Write out the material again word for word, dropping any images it holds.

======== RECORDS TO PROCESS

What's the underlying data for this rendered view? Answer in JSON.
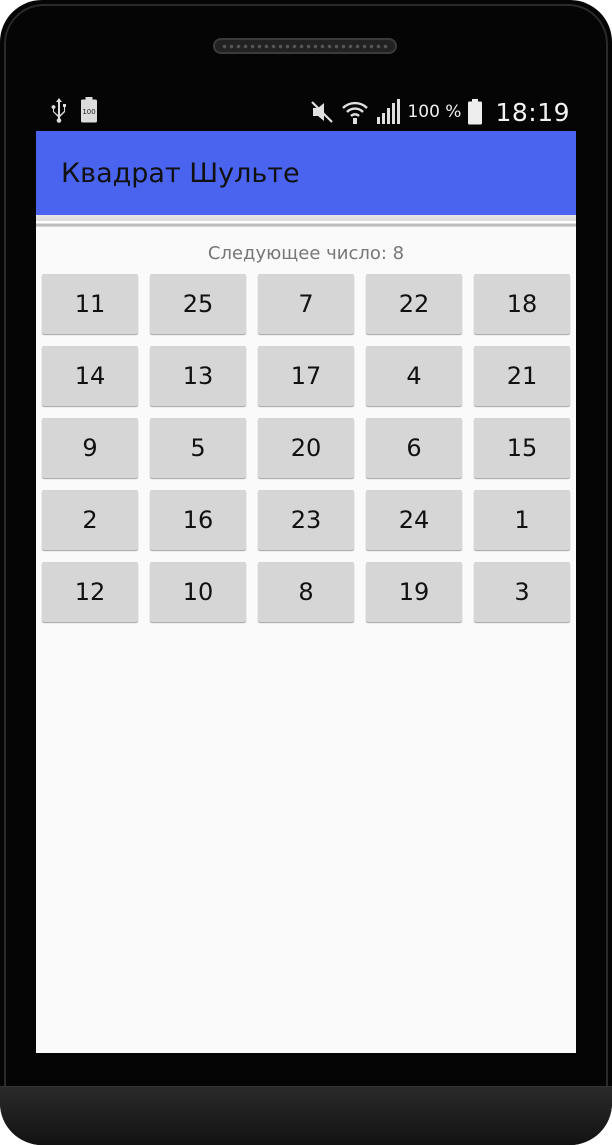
{
  "status_bar": {
    "battery_percent": "100 %",
    "time": "18:19",
    "left_icons": [
      "usb-icon",
      "battery-full-icon"
    ],
    "right_icons": [
      "mute-icon",
      "wifi-icon",
      "signal-icon",
      "battery-icon"
    ]
  },
  "app": {
    "title": "Квадрат Шульте",
    "accent_color": "#4a64f0"
  },
  "game": {
    "hint": "Следующее число: 8",
    "cells": [
      "11",
      "25",
      "7",
      "22",
      "18",
      "14",
      "13",
      "17",
      "4",
      "21",
      "9",
      "5",
      "20",
      "6",
      "15",
      "2",
      "16",
      "23",
      "24",
      "1",
      "12",
      "10",
      "8",
      "19",
      "3"
    ]
  }
}
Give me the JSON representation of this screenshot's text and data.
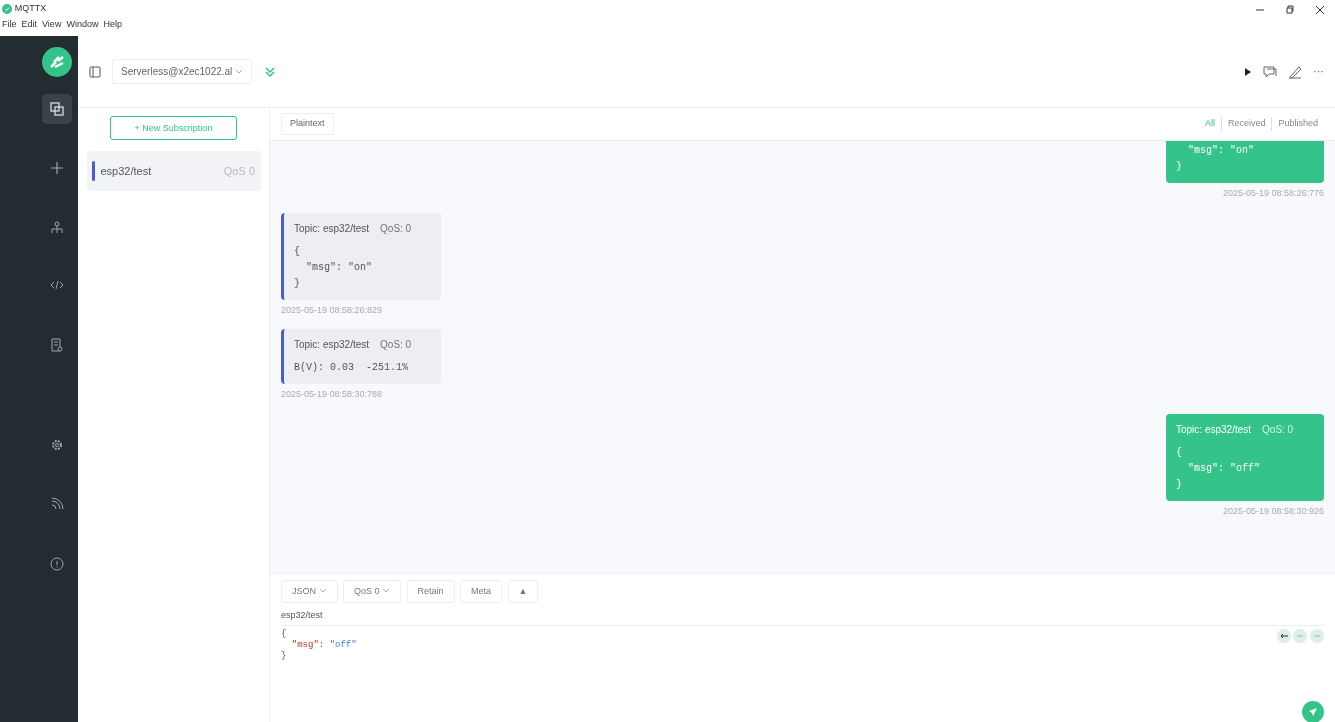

================

**EXPECTED OUTPUT**
What's the underlying data for this rendered view? Answer in JSON.
{
  "status_bar": {
    "battery_percent": "100 %",
    "time": "18:19",
    "left_icons": [
      "usb-icon",
      "battery-full-icon"
    ],
    "right_icons": [
      "mute-icon",
      "wifi-icon",
      "signal-icon",
      "battery-icon"
    ]
  },
  "app": {
    "title": "Квадрат Шульте",
    "accent_color": "#4a64f0"
  },
  "game": {
    "hint": "Следующее число: 8",
    "cells": [
      "11",
      "25",
      "7",
      "22",
      "18",
      "14",
      "13",
      "17",
      "4",
      "21",
      "9",
      "5",
      "20",
      "6",
      "15",
      "2",
      "16",
      "23",
      "24",
      "1",
      "12",
      "10",
      "8",
      "19",
      "3"
    ]
  }
}
Give me the JSON representation of this screenshot's text and data.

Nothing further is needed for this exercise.